WHAT THE TASK REQUIRES = Nothing but the lines from the one containing "What data populates" to the end of the data should be returned, exactly as written; pictures are omitted.

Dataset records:
****************************************

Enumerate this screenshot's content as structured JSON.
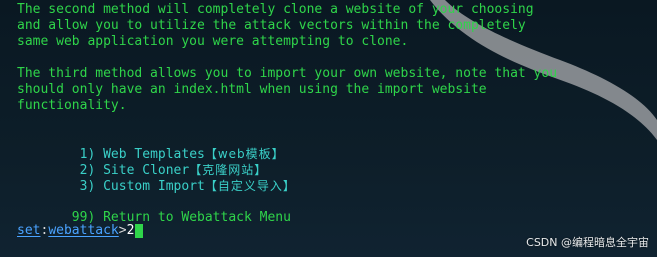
{
  "colors": {
    "background": "#0b1a24",
    "text_green": "#2fd54a",
    "menu_cyan": "#3ad0c8",
    "prompt_blue": "#4aa3ff",
    "swoosh": "#8a8e92"
  },
  "paragraphs": {
    "second_method": [
      "The second method will completely clone a website of your choosing",
      "and allow you to utilize the attack vectors within the completely",
      "same web application you were attempting to clone."
    ],
    "third_method": [
      "The third method allows you to import your own website, note that you",
      "should only have an index.html when using the import website",
      "functionality."
    ]
  },
  "menu": [
    {
      "num": "  1)",
      "label": "Web Templates",
      "cjk": "【web模板】"
    },
    {
      "num": "  2)",
      "label": "Site Cloner",
      "cjk": "【克隆网站】"
    },
    {
      "num": "  3)",
      "label": "Custom Import",
      "cjk": "【自定义导入】"
    }
  ],
  "return_item": {
    "num": " 99)",
    "label": "Return to Webattack Menu"
  },
  "prompt": {
    "set": "set",
    "colon": ":",
    "module": "webattack",
    "gt": ">",
    "input": "2"
  },
  "watermark": "CSDN @编程暗息全宇宙",
  "icons": {
    "cursor": "block-cursor-icon"
  }
}
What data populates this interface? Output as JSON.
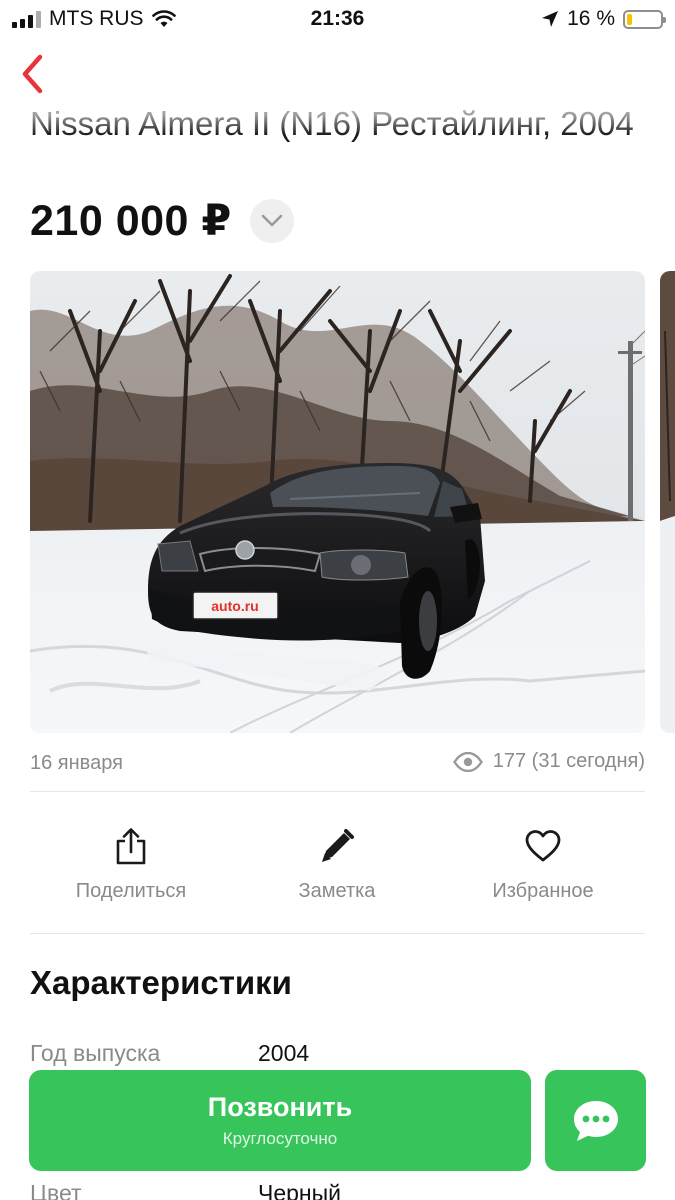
{
  "status_bar": {
    "carrier": "MTS RUS",
    "time": "21:36",
    "battery": "16 %",
    "battery_level": 0.16
  },
  "listing": {
    "title": "Nissan Almera II (N16) Рестайлинг, 2004",
    "price": "210 000 ₽",
    "plate_text": "auto.ru",
    "date": "16 января",
    "views": "177 (31 сегодня)"
  },
  "actions": [
    {
      "label": "Поделиться",
      "icon": "share-icon"
    },
    {
      "label": "Заметка",
      "icon": "pencil-icon"
    },
    {
      "label": "Избранное",
      "icon": "heart-icon"
    }
  ],
  "characteristics": {
    "title": "Характеристики",
    "rows": [
      {
        "label": "Год выпуска",
        "value": "2004"
      },
      {
        "label": "Цвет",
        "value": "Черный"
      }
    ]
  },
  "bottom_bar": {
    "call_label": "Позвонить",
    "call_sub": "Круглосуточно",
    "chat_icon": "chat-bubble-icon"
  },
  "colors": {
    "accent_green": "#37c45a",
    "back_arrow": "#e8323c",
    "battery": "#f2c500"
  }
}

****************************************

TASK OUTPUT =
What data populates this interface? Output as JSON.
{
  "status_bar": {
    "carrier": "MTS RUS",
    "time": "21:36",
    "battery": "16 %",
    "battery_level": 0.16
  },
  "listing": {
    "title": "Nissan Almera II (N16) Рестайлинг, 2004",
    "price": "210 000 ₽",
    "plate_text": "auto.ru",
    "date": "16 января",
    "views": "177 (31 сегодня)"
  },
  "actions": [
    {
      "label": "Поделиться",
      "icon": "share-icon"
    },
    {
      "label": "Заметка",
      "icon": "pencil-icon"
    },
    {
      "label": "Избранное",
      "icon": "heart-icon"
    }
  ],
  "characteristics": {
    "title": "Характеристики",
    "rows": [
      {
        "label": "Год выпуска",
        "value": "2004"
      },
      {
        "label": "Цвет",
        "value": "Черный"
      }
    ]
  },
  "bottom_bar": {
    "call_label": "Позвонить",
    "call_sub": "Круглосуточно",
    "chat_icon": "chat-bubble-icon"
  },
  "colors": {
    "accent_green": "#37c45a",
    "back_arrow": "#e8323c",
    "battery": "#f2c500"
  }
}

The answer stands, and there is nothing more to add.